■ 节选 ■
目前牙髓再生术的最大问题是难以形成规则的牙髓组织，实现牙髓牙本质复合体的再生及其生理功能的重建。感染根管内微生物及其毒力因子的残存将直接影响牙髓再生效果。牙龈卟啉单胞菌(P.gingivalis)是牙周牙髓根尖周疾病的重要致病菌，其致病因子脂多糖(LPS)可能通过SDF-1α/CXCR4/CXCR7调控干细胞的迁移，决定牙髓再生治疗中起主导作用的干细胞种类，从而影响牙髓再生术效果。本项目拟以牙髓再生和根管感染作为切入点，研究P.gingivalis LPS对不同干细胞迁移的影响，采用Transwell实验、基因表达谱芯片技术、蛋白质谱分析、Biacore(SPR)分子相互作用技术，从分子、细胞、个体水平探讨SDF-1α/CXCR4/CXCR7信号通路在这一过程中发挥的重要作用，揭示促进牙髓牙本质复合体再生的关键分子机制，为进一步寻找牙髓再生的有效临床路径、实现理想的牙髓再生提供理论依据。

Currently, the biggest problem of regenerative endodontics is the difficulty to form regular dental pulp tissue and realize the dentin-pulp complex complete regeneration. It is hard to thoroughly clear microorganism and its virulent factors from infected canals, which may directly affect the effect of endodontic regeneration. Porphyromonas gingivalis is the main microorganism in the pathogenesis of periodontal and endodontic diseases. Its virulent factors, lipopolysaccharide (LPS) may regulate migration of stem cells through SDF-1α/CXCR4/CXCR7 axis, control the stem cell types which play the leading role in regenerative endodontic procedures, and influence the result of endodontic regeneration. This project intends to explore the impact of LPS on different stem cells migration through transwell experiment, gene microarray analysis, proteome analysis, Biacore analysis and so on, to reveal the important role of SDF-1α/CXCR4 /CXCR7 signaling in this process. This project aims to study the key molecular mechanism of dentin-pulp complex regeneration, in order to provide theoretical guidance to further promoting the histological effect of regenerative endodontics and realizing ideal endodontic regeneration.

■ 任务 ■
把上面牙髓再生节选中从“目前牙髓再生术的最大问题是难”起、到“理想的牙髓再生提供理论依据。”止的文字一字不改地抄写下来，首尾两处也要包括在内。

■ 所列条目 ■
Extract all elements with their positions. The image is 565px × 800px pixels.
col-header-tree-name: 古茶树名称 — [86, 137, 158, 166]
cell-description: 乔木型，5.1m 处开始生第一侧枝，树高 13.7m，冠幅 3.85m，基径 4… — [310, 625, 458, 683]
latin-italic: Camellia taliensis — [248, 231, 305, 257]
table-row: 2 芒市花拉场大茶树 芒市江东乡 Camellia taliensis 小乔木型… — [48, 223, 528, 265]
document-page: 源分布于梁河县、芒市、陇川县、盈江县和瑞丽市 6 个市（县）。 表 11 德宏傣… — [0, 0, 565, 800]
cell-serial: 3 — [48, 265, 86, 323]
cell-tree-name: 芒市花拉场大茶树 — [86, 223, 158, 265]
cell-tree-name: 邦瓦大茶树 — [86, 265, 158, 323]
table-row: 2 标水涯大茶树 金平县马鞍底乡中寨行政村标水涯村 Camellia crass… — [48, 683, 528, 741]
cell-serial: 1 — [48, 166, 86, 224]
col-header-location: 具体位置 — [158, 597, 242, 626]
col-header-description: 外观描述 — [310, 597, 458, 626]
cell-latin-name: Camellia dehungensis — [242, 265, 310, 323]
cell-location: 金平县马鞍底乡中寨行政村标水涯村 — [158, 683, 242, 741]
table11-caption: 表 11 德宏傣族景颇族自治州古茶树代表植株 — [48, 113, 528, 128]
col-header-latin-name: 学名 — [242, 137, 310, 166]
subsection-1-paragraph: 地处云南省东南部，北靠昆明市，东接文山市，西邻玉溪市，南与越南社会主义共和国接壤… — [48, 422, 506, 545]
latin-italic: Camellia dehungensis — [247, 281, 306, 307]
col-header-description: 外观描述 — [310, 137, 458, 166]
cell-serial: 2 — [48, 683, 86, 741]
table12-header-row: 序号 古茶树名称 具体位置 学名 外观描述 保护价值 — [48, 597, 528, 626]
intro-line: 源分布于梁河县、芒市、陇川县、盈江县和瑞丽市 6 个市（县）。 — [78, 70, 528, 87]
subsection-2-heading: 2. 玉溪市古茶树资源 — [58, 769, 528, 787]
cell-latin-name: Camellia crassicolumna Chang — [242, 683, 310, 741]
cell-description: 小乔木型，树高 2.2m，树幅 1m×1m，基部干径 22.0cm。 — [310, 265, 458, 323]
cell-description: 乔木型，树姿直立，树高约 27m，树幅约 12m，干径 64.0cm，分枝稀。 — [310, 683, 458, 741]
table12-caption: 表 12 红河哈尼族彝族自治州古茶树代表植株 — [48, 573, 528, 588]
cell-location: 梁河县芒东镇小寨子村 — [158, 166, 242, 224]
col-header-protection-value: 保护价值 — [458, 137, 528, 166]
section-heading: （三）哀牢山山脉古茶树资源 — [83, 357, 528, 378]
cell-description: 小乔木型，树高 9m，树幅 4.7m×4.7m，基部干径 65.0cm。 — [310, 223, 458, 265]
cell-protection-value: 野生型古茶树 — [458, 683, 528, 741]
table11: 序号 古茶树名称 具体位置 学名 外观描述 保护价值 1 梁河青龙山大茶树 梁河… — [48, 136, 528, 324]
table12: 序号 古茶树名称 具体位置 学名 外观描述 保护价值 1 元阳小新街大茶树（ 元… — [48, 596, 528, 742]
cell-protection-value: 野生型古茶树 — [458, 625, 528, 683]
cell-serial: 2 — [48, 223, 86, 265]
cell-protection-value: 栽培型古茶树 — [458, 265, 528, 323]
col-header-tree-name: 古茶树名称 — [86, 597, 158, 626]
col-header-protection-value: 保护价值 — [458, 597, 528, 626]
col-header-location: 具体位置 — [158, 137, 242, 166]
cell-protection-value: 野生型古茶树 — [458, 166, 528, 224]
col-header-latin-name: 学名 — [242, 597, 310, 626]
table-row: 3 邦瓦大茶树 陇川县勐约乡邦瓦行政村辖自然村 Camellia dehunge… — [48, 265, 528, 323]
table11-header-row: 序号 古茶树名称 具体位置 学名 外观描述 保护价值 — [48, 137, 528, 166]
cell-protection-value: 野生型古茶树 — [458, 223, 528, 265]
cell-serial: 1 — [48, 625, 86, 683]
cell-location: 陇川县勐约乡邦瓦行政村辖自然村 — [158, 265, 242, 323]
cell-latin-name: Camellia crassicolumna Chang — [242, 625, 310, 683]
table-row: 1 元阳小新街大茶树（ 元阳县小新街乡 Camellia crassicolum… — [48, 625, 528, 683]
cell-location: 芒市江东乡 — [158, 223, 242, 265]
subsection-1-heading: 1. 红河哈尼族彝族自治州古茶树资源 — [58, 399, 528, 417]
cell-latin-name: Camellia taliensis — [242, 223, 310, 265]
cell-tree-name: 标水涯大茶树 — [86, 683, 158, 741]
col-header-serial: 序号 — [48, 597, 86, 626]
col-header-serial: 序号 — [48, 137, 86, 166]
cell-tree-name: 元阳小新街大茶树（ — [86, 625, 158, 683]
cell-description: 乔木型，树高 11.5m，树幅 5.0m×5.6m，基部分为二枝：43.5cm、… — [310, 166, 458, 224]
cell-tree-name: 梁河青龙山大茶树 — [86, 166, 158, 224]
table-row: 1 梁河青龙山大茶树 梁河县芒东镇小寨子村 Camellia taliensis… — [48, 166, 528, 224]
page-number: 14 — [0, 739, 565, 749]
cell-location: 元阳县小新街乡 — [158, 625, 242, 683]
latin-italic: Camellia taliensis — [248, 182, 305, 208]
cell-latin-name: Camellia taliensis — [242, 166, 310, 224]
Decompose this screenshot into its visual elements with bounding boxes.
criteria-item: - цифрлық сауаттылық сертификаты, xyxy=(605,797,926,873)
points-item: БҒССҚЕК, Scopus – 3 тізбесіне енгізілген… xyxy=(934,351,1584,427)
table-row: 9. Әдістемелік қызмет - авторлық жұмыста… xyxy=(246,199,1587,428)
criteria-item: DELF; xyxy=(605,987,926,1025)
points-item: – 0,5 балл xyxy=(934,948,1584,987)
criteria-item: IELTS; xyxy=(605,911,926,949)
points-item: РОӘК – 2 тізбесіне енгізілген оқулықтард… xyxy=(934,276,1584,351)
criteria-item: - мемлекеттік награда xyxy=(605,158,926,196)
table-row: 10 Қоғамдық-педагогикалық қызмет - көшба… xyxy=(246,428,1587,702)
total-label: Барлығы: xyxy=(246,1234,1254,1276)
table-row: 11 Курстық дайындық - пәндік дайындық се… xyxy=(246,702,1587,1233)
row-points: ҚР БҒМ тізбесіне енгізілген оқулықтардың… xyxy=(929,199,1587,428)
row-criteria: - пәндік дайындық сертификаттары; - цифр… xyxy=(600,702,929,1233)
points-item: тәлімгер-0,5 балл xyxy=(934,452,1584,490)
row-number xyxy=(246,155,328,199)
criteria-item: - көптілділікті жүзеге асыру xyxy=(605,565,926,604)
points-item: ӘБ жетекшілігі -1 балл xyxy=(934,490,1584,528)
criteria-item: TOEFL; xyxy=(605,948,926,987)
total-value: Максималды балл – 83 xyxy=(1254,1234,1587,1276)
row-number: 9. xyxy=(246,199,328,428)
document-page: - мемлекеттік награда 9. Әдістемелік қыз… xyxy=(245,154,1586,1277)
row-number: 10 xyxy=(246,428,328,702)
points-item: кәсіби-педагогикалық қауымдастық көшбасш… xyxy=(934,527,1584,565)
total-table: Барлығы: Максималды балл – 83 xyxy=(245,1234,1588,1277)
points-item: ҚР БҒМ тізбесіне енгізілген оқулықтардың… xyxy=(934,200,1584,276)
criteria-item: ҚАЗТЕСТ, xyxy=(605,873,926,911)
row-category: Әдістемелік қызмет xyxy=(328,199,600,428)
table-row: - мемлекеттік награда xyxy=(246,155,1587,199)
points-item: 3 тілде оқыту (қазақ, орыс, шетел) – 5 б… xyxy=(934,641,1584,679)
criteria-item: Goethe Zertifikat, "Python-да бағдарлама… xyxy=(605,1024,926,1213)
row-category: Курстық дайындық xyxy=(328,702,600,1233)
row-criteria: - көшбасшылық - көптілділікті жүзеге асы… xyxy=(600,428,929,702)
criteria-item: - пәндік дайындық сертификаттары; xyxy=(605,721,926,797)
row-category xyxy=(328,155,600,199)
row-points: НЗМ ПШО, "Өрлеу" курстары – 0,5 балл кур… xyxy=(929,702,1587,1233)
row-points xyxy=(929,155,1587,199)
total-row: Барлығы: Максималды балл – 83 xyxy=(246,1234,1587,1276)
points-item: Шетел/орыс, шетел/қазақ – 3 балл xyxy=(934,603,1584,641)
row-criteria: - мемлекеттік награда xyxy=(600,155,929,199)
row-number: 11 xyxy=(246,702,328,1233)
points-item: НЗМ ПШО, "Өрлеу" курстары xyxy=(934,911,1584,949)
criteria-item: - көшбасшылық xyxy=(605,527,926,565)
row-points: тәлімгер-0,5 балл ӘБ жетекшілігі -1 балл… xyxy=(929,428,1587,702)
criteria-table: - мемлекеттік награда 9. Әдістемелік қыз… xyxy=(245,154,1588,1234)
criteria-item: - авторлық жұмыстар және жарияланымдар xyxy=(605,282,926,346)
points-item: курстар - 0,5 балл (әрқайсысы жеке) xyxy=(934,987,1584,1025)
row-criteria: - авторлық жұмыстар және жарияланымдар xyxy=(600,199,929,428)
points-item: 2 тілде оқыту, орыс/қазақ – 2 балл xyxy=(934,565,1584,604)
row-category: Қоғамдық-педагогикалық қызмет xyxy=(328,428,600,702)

■ 例题解答 ■
目前牙髓再生术的最大问题是难以形成规则的牙髓组织，实现牙髓牙本质复合体的再生及其生理功能的重建。感染根管内微生物及其毒力因子的残存将直接影响牙髓再生效果。牙龈卟啉单胞菌(P.gingivalis)是牙周牙髓根尖周疾病的重要致病菌，其致病因子脂多糖(LPS)可能通过SDF-1α/CXCR4/CXCR7调控干细胞的迁移，决定牙髓再生治疗中起主导作用的干细胞种类，从而影响牙髓再生术效果。本项目拟以牙髓再生和根管感染作为切入点，研究P.gingivalis LPS对不同干细胞迁移的影响，采用Transwell实验、基因表达谱芯片技术、蛋白质谱分析、Biacore(SPR)分子相互作用技术，从分子、细胞、个体水平探讨SDF-1α/CXCR4/CXCR7信号通路在这一过程中发挥的重要作用，揭示促进牙髓牙本质复合体再生的关键分子机制，为进一步寻找牙髓再生的有效临床路径、实现理想的牙髓再生提供理论依据。